- **WHAT YOU NEED TO DO**: Using the data below, copy each line that includes the word "some".
-.-.-
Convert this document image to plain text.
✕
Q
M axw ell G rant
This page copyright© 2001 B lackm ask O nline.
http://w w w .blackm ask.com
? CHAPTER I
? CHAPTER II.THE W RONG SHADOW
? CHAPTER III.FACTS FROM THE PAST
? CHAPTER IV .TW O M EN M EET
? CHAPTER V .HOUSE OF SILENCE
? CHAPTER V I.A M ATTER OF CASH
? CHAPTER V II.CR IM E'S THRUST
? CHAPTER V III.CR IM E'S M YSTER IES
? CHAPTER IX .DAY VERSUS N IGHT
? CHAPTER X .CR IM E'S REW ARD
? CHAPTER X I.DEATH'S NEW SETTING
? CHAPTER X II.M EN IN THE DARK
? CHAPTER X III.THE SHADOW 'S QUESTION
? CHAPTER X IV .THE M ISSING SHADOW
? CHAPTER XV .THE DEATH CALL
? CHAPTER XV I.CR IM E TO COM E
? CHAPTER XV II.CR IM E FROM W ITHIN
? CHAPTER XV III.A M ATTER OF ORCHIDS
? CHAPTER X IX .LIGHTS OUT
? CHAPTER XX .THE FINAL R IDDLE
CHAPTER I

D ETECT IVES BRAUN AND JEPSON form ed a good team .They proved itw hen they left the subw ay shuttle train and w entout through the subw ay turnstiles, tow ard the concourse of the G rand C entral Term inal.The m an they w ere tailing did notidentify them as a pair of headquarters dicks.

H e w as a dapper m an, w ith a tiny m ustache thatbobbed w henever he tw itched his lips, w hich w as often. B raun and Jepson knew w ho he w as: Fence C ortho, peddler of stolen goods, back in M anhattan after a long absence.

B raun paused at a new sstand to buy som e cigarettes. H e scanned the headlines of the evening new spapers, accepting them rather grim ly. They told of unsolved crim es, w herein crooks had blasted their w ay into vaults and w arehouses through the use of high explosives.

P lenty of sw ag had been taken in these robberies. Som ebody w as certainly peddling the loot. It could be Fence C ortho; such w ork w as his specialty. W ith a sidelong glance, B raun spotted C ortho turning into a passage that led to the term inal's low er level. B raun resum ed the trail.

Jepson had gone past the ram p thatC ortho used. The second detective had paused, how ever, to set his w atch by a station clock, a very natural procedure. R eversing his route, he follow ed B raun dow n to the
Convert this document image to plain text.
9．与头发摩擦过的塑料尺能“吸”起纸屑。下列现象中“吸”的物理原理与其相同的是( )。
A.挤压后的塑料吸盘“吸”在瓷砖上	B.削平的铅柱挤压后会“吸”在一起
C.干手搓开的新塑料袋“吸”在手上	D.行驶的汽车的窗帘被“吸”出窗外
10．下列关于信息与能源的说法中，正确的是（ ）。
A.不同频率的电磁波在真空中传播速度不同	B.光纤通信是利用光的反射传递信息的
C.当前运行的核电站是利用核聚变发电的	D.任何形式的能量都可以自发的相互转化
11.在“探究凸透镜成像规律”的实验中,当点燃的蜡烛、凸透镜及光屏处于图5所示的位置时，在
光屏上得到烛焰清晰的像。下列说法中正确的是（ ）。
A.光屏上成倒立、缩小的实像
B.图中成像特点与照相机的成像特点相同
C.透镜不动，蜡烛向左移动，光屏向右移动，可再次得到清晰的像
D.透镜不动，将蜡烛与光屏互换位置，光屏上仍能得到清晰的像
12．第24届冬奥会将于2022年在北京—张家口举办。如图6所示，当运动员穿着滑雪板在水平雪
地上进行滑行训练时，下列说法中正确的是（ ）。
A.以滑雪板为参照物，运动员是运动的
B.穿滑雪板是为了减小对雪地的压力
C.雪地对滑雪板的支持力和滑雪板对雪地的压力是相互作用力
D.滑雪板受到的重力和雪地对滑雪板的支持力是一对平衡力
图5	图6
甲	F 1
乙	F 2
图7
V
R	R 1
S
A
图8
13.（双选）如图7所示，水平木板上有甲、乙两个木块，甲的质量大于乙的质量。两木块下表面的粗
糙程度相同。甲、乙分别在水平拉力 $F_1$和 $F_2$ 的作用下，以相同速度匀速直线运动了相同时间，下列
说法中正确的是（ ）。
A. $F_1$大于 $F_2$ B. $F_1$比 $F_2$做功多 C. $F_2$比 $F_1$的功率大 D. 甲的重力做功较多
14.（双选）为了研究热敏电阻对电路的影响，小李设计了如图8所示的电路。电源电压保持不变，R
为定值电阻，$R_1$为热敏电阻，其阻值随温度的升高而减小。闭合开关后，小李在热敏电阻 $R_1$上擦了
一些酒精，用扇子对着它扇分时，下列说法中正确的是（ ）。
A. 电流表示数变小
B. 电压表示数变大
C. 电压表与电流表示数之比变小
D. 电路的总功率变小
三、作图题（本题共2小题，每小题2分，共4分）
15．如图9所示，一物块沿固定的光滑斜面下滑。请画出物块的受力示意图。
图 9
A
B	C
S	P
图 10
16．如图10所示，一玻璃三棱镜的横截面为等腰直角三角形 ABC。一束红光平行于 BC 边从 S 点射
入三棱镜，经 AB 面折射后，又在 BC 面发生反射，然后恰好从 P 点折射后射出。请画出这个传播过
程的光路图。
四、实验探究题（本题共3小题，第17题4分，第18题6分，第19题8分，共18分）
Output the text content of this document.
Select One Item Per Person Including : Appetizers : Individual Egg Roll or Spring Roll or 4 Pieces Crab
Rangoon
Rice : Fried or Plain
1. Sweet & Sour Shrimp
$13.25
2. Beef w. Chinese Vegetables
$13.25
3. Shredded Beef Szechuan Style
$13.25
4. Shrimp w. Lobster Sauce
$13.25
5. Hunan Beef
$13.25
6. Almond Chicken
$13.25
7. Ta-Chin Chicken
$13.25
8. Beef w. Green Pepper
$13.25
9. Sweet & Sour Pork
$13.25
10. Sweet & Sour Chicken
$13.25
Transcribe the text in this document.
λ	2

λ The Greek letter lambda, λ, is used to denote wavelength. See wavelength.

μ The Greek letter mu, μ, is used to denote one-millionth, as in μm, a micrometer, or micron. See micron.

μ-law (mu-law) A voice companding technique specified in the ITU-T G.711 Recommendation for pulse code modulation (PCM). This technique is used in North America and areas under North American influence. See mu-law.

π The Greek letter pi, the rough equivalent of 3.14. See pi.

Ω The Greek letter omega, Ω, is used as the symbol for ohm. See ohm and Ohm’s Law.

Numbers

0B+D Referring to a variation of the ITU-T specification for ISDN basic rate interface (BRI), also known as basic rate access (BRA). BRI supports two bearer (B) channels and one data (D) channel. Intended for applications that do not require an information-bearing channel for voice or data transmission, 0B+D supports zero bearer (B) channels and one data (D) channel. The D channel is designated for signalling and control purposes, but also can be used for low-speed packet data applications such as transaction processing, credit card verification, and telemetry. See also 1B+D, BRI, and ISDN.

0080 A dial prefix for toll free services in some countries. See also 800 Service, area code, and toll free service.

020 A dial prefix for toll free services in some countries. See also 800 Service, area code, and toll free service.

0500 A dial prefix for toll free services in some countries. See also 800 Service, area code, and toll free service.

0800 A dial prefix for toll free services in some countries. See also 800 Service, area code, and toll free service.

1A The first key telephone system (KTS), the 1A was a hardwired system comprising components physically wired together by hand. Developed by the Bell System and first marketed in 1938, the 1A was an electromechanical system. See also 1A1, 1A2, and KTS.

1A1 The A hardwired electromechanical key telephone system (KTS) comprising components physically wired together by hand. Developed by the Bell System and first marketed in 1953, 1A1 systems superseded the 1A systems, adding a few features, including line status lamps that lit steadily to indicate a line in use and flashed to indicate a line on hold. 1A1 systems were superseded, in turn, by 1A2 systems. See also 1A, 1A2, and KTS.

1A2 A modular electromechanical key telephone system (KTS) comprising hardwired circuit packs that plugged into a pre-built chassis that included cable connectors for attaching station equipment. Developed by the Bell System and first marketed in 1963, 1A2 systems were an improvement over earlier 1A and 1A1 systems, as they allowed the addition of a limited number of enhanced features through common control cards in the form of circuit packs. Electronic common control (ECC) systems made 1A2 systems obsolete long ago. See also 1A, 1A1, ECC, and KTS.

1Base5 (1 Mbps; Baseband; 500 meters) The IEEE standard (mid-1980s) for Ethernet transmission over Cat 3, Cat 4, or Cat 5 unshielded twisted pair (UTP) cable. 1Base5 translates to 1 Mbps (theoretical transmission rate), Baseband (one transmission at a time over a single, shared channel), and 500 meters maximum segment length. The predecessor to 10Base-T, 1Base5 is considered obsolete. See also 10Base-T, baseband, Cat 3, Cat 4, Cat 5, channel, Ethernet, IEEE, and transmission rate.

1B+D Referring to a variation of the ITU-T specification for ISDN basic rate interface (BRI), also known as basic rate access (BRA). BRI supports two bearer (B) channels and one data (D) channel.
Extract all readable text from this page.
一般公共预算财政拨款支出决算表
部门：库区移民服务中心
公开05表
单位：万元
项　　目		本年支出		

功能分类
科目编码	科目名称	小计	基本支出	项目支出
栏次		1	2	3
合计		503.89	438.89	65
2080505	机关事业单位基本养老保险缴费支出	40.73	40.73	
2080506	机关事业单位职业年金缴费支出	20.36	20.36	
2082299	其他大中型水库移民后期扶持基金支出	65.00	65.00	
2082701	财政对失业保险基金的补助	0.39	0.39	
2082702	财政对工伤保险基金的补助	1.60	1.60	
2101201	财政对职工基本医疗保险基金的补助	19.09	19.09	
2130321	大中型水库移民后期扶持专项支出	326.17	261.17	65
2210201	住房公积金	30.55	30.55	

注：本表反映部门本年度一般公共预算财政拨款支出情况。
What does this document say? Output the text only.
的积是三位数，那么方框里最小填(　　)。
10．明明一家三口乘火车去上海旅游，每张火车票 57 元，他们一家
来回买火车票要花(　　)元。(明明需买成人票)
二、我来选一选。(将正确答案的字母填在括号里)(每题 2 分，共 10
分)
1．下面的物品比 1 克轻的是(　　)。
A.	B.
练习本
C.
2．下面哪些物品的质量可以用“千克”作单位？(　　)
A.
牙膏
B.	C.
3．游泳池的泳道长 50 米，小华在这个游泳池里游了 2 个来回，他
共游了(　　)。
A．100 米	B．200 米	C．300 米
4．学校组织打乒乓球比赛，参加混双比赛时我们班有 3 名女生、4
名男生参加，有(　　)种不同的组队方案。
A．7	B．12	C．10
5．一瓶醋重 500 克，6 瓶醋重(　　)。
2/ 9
-.-.-
- **EXERCISE RESULT**:
0080 A dial prefix for toll free services in some countries. See also 800 Service, area code, and toll free service.
020 A dial prefix for toll free services in some countries. See also 800 Service, area code, and toll free service.
0500 A dial prefix for toll free services in some countries. See also 800 Service, area code, and toll free service.
0800 A dial prefix for toll free services in some countries. See also 800 Service, area code, and toll free service.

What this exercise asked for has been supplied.